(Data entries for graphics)
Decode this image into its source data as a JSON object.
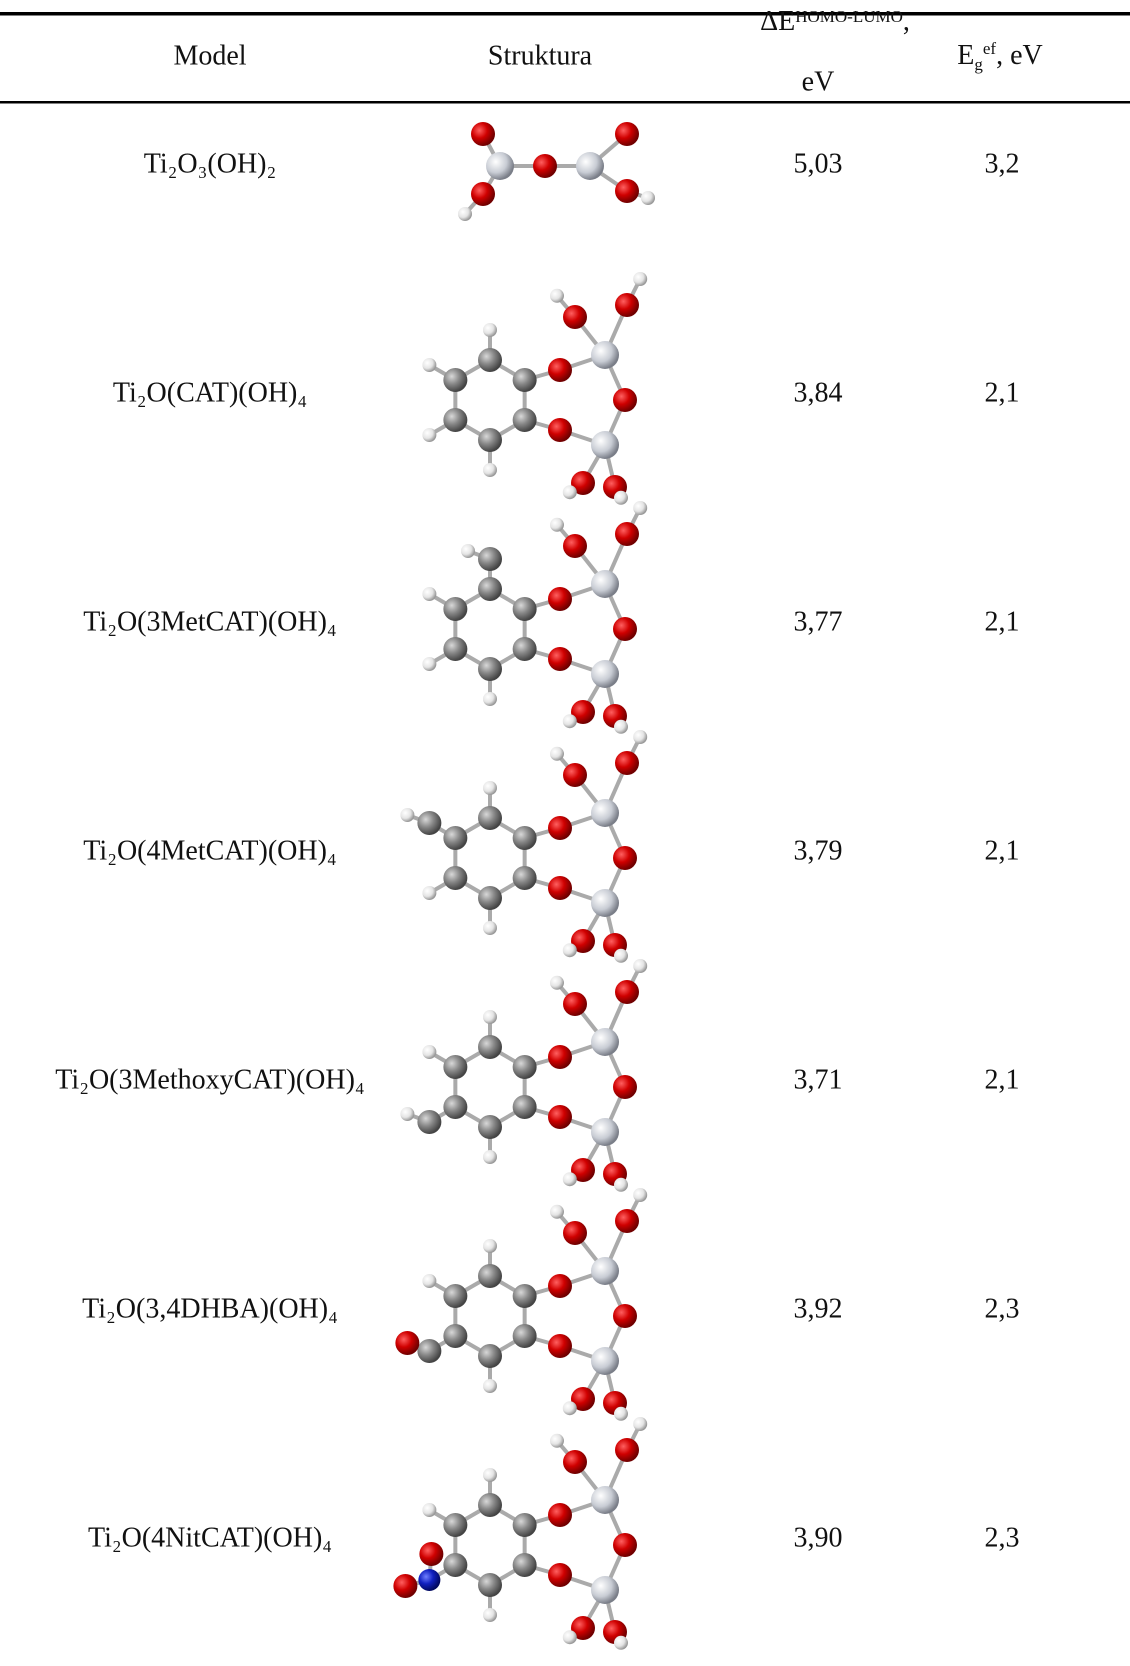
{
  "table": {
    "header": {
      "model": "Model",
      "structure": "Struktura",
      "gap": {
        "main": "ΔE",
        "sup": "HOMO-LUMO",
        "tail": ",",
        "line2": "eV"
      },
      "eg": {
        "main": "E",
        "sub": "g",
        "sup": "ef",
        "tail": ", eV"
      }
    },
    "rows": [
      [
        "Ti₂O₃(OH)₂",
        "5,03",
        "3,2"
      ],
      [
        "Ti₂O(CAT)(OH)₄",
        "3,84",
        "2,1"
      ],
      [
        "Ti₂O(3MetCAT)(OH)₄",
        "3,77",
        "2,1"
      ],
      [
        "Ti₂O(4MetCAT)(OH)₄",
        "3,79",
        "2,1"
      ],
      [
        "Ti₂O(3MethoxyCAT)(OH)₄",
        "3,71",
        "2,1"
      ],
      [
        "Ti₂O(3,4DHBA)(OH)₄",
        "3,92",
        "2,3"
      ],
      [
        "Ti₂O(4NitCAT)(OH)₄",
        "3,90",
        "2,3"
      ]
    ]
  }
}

# TASK DESCRIPTION
Every record gets retyped exactly; no picture goes into the copy.

# SOLUTION
Decode this image into its source data as a JSON object.
{
  "table": {
    "header": {
      "model": "Model",
      "structure": "Struktura",
      "gap": {
        "main": "ΔE",
        "sup": "HOMO-LUMO",
        "tail": ",",
        "line2": "eV"
      },
      "eg": {
        "main": "E",
        "sub": "g",
        "sup": "ef",
        "tail": ", eV"
      }
    },
    "rows": [
      [
        "Ti₂O₃(OH)₂",
        "5,03",
        "3,2"
      ],
      [
        "Ti₂O(CAT)(OH)₄",
        "3,84",
        "2,1"
      ],
      [
        "Ti₂O(3MetCAT)(OH)₄",
        "3,77",
        "2,1"
      ],
      [
        "Ti₂O(4MetCAT)(OH)₄",
        "3,79",
        "2,1"
      ],
      [
        "Ti₂O(3MethoxyCAT)(OH)₄",
        "3,71",
        "2,1"
      ],
      [
        "Ti₂O(3,4DHBA)(OH)₄",
        "3,92",
        "2,3"
      ],
      [
        "Ti₂O(4NitCAT)(OH)₄",
        "3,90",
        "2,3"
      ]
    ]
  }
}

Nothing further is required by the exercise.